DIRECTIVE :: Below is a set of records; print all of them exactly as written.

(Raw records)
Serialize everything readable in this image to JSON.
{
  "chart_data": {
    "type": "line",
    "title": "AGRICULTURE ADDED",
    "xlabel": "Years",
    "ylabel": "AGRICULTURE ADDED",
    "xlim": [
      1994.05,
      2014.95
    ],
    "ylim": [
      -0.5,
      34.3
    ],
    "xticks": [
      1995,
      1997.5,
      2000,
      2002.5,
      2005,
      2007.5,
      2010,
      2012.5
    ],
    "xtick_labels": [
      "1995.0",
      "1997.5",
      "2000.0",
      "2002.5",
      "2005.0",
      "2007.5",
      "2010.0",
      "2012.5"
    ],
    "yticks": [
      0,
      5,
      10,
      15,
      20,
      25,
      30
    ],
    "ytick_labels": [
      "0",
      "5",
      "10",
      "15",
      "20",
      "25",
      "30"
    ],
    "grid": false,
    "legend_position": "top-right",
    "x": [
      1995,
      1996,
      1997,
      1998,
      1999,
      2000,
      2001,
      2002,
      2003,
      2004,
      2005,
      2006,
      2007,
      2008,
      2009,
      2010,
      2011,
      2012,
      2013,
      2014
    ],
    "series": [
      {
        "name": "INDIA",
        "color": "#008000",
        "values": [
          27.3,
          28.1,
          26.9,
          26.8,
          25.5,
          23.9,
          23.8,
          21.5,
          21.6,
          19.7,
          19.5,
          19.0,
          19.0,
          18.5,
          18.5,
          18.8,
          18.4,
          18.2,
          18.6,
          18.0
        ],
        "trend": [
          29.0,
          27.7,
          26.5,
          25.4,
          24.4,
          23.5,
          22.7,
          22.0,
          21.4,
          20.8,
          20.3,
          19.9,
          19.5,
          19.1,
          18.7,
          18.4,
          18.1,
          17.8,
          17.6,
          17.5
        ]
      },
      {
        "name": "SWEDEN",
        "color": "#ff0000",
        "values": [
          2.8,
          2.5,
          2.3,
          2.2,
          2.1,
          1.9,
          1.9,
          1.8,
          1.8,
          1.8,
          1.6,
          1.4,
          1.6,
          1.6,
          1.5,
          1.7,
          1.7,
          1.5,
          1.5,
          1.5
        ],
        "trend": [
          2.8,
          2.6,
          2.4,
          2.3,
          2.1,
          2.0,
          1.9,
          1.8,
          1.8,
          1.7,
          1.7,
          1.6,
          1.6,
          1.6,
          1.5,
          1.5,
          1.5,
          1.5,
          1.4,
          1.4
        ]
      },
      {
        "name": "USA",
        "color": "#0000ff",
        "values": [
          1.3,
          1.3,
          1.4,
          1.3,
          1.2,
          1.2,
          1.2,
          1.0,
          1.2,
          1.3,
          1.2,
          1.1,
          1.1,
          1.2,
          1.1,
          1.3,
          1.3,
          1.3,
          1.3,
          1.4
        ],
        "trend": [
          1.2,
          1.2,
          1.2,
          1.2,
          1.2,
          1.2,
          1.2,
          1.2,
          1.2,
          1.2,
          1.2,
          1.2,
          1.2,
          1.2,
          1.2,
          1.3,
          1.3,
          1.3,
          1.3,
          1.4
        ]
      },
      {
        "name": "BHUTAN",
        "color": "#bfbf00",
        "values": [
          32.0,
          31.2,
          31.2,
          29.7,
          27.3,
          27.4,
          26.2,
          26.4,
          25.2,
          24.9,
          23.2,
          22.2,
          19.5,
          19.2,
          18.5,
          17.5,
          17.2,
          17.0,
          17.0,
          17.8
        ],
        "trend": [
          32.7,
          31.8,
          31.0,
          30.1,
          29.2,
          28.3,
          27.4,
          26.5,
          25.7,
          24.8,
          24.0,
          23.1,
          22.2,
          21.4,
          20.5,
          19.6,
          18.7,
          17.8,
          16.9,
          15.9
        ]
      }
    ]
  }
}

OUTPUT FOR THIS EXERCISE ::
Serialize everything readable in this image to JSON.
{
  "chart_data": {
    "type": "line",
    "title": "AGRICULTURE ADDED",
    "xlabel": "Years",
    "ylabel": "AGRICULTURE ADDED",
    "xlim": [
      1994.05,
      2014.95
    ],
    "ylim": [
      -0.5,
      34.3
    ],
    "xticks": [
      1995,
      1997.5,
      2000,
      2002.5,
      2005,
      2007.5,
      2010,
      2012.5
    ],
    "xtick_labels": [
      "1995.0",
      "1997.5",
      "2000.0",
      "2002.5",
      "2005.0",
      "2007.5",
      "2010.0",
      "2012.5"
    ],
    "yticks": [
      0,
      5,
      10,
      15,
      20,
      25,
      30
    ],
    "ytick_labels": [
      "0",
      "5",
      "10",
      "15",
      "20",
      "25",
      "30"
    ],
    "grid": false,
    "legend_position": "top-right",
    "x": [
      1995,
      1996,
      1997,
      1998,
      1999,
      2000,
      2001,
      2002,
      2003,
      2004,
      2005,
      2006,
      2007,
      2008,
      2009,
      2010,
      2011,
      2012,
      2013,
      2014
    ],
    "series": [
      {
        "name": "INDIA",
        "color": "#008000",
        "values": [
          27.3,
          28.1,
          26.9,
          26.8,
          25.5,
          23.9,
          23.8,
          21.5,
          21.6,
          19.7,
          19.5,
          19.0,
          19.0,
          18.5,
          18.5,
          18.8,
          18.4,
          18.2,
          18.6,
          18.0
        ],
        "trend": [
          29.0,
          27.7,
          26.5,
          25.4,
          24.4,
          23.5,
          22.7,
          22.0,
          21.4,
          20.8,
          20.3,
          19.9,
          19.5,
          19.1,
          18.7,
          18.4,
          18.1,
          17.8,
          17.6,
          17.5
        ]
      },
      {
        "name": "SWEDEN",
        "color": "#ff0000",
        "values": [
          2.8,
          2.5,
          2.3,
          2.2,
          2.1,
          1.9,
          1.9,
          1.8,
          1.8,
          1.8,
          1.6,
          1.4,
          1.6,
          1.6,
          1.5,
          1.7,
          1.7,
          1.5,
          1.5,
          1.5
        ],
        "trend": [
          2.8,
          2.6,
          2.4,
          2.3,
          2.1,
          2.0,
          1.9,
          1.8,
          1.8,
          1.7,
          1.7,
          1.6,
          1.6,
          1.6,
          1.5,
          1.5,
          1.5,
          1.5,
          1.4,
          1.4
        ]
      },
      {
        "name": "USA",
        "color": "#0000ff",
        "values": [
          1.3,
          1.3,
          1.4,
          1.3,
          1.2,
          1.2,
          1.2,
          1.0,
          1.2,
          1.3,
          1.2,
          1.1,
          1.1,
          1.2,
          1.1,
          1.3,
          1.3,
          1.3,
          1.3,
          1.4
        ],
        "trend": [
          1.2,
          1.2,
          1.2,
          1.2,
          1.2,
          1.2,
          1.2,
          1.2,
          1.2,
          1.2,
          1.2,
          1.2,
          1.2,
          1.2,
          1.2,
          1.3,
          1.3,
          1.3,
          1.3,
          1.4
        ]
      },
      {
        "name": "BHUTAN",
        "color": "#bfbf00",
        "values": [
          32.0,
          31.2,
          31.2,
          29.7,
          27.3,
          27.4,
          26.2,
          26.4,
          25.2,
          24.9,
          23.2,
          22.2,
          19.5,
          19.2,
          18.5,
          17.5,
          17.2,
          17.0,
          17.0,
          17.8
        ],
        "trend": [
          32.7,
          31.8,
          31.0,
          30.1,
          29.2,
          28.3,
          27.4,
          26.5,
          25.7,
          24.8,
          24.0,
          23.1,
          22.2,
          21.4,
          20.5,
          19.6,
          18.7,
          17.8,
          16.9,
          15.9
        ]
      }
    ]
  }
}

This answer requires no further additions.